— Start of Dataset records —

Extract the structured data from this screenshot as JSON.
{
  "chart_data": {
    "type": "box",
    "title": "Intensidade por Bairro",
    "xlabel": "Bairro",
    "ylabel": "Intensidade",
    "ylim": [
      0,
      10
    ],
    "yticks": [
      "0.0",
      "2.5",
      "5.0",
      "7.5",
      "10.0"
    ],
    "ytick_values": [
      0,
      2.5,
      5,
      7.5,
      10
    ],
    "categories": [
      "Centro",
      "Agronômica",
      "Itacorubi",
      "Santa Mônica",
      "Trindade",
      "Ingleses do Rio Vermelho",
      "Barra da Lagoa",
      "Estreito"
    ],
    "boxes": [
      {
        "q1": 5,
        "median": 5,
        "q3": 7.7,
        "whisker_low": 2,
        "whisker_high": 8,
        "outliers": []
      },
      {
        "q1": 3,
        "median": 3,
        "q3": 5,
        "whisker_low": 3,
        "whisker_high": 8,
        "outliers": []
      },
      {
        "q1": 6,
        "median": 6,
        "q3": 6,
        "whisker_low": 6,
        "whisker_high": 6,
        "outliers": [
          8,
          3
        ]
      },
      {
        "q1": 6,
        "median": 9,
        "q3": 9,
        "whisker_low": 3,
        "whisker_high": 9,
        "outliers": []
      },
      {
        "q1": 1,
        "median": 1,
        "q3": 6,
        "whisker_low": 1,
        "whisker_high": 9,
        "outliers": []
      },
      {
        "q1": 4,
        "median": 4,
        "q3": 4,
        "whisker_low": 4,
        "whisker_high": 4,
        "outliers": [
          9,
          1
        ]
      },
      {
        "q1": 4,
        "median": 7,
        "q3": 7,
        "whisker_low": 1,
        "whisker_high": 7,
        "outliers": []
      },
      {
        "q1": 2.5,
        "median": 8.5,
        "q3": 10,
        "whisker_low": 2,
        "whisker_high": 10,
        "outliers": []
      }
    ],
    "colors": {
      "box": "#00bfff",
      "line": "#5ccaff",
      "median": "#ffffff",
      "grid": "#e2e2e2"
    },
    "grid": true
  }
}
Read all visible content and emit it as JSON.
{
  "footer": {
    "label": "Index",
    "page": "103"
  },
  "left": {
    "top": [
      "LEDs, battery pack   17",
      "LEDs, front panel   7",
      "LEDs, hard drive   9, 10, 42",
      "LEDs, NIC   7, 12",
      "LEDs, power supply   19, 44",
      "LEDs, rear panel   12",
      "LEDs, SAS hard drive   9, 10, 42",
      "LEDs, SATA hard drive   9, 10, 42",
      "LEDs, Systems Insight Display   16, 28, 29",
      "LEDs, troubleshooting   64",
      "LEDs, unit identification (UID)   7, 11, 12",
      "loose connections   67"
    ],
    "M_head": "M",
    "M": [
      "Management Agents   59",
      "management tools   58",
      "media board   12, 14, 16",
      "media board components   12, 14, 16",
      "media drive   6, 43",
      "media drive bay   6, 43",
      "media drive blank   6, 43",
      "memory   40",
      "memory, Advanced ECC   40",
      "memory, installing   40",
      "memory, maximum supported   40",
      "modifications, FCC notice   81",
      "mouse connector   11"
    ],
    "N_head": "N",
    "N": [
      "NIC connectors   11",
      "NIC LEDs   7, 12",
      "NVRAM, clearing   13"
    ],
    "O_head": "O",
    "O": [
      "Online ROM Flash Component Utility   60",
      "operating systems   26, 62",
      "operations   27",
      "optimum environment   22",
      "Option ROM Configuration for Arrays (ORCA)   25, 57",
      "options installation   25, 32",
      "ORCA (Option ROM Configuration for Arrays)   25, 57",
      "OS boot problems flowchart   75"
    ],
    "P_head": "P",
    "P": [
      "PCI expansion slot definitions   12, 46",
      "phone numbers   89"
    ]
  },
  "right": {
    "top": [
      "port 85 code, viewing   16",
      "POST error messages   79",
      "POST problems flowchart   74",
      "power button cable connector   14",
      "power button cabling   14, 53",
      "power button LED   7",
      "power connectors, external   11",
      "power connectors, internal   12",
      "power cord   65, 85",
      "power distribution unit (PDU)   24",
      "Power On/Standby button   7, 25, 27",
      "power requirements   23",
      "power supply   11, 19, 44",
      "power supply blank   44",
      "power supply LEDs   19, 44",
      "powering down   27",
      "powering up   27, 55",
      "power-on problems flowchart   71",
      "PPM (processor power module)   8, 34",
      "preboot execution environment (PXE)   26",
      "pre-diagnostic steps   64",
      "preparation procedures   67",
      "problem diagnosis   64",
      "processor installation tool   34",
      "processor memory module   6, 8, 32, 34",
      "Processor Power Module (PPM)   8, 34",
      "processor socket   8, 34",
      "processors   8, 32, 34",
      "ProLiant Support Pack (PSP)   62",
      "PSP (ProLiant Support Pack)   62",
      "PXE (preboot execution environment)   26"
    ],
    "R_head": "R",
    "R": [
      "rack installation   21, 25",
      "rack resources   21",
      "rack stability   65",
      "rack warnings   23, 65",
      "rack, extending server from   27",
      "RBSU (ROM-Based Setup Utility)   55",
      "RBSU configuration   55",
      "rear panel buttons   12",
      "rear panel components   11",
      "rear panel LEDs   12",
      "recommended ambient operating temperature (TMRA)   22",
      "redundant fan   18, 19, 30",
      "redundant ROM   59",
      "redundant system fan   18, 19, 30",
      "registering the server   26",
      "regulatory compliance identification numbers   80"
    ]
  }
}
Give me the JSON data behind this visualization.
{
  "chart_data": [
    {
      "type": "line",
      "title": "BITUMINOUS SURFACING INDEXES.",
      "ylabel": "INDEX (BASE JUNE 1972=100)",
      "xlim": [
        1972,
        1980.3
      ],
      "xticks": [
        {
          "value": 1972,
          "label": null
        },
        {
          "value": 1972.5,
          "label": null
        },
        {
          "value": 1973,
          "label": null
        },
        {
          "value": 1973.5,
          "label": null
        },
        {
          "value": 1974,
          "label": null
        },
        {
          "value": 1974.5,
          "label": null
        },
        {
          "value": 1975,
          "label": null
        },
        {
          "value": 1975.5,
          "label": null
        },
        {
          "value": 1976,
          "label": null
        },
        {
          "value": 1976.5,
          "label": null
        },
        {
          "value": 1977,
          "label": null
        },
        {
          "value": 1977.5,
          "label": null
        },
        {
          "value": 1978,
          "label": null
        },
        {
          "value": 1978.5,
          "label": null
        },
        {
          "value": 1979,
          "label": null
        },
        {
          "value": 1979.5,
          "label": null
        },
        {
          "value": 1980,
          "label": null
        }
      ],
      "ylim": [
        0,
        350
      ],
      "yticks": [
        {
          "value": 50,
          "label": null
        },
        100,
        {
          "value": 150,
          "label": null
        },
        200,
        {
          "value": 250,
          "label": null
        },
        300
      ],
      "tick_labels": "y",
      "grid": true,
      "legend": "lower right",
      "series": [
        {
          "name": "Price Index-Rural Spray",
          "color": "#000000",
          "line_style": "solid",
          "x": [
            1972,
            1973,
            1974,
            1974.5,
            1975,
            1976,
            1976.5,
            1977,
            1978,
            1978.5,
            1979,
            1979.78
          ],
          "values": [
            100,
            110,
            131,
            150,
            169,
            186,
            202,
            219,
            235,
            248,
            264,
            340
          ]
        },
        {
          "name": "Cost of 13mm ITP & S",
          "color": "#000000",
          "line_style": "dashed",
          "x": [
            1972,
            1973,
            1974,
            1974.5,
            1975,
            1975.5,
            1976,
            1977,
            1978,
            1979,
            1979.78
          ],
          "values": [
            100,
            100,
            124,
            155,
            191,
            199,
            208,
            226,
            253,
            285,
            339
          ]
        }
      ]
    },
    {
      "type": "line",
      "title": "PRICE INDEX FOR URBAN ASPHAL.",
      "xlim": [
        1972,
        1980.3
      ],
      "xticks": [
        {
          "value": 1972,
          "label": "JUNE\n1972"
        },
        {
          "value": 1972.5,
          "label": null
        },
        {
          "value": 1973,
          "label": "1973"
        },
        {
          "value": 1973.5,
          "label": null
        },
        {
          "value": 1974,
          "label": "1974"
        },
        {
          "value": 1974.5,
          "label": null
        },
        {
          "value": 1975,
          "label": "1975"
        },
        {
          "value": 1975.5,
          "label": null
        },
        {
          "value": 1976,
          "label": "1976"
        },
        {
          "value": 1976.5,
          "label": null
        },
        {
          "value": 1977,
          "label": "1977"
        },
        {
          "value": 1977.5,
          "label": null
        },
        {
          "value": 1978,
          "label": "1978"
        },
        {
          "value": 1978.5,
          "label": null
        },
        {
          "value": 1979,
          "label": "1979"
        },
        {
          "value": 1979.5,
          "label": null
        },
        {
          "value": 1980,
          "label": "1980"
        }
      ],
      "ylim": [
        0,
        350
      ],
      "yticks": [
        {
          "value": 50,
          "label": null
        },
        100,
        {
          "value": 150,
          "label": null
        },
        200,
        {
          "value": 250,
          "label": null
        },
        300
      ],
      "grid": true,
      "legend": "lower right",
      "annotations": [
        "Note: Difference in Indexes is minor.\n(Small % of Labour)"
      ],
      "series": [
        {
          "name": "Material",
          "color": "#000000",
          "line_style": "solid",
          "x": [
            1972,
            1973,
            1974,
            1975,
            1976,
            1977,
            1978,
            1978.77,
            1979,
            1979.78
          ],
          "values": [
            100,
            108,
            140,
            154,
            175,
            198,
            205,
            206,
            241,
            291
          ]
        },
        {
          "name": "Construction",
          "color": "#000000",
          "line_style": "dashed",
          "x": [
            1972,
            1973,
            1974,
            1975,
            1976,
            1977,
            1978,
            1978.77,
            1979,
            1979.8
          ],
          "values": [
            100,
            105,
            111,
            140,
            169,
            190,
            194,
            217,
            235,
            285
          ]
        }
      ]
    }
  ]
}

— End of Dataset records —

__Written request__: Gather up the lines containing the word "JSON" from these records and copy them.

__Full answer__:
Extract the structured data from this screenshot as JSON.
Read all visible content and emit it as JSON.
Give me the JSON data behind this visualization.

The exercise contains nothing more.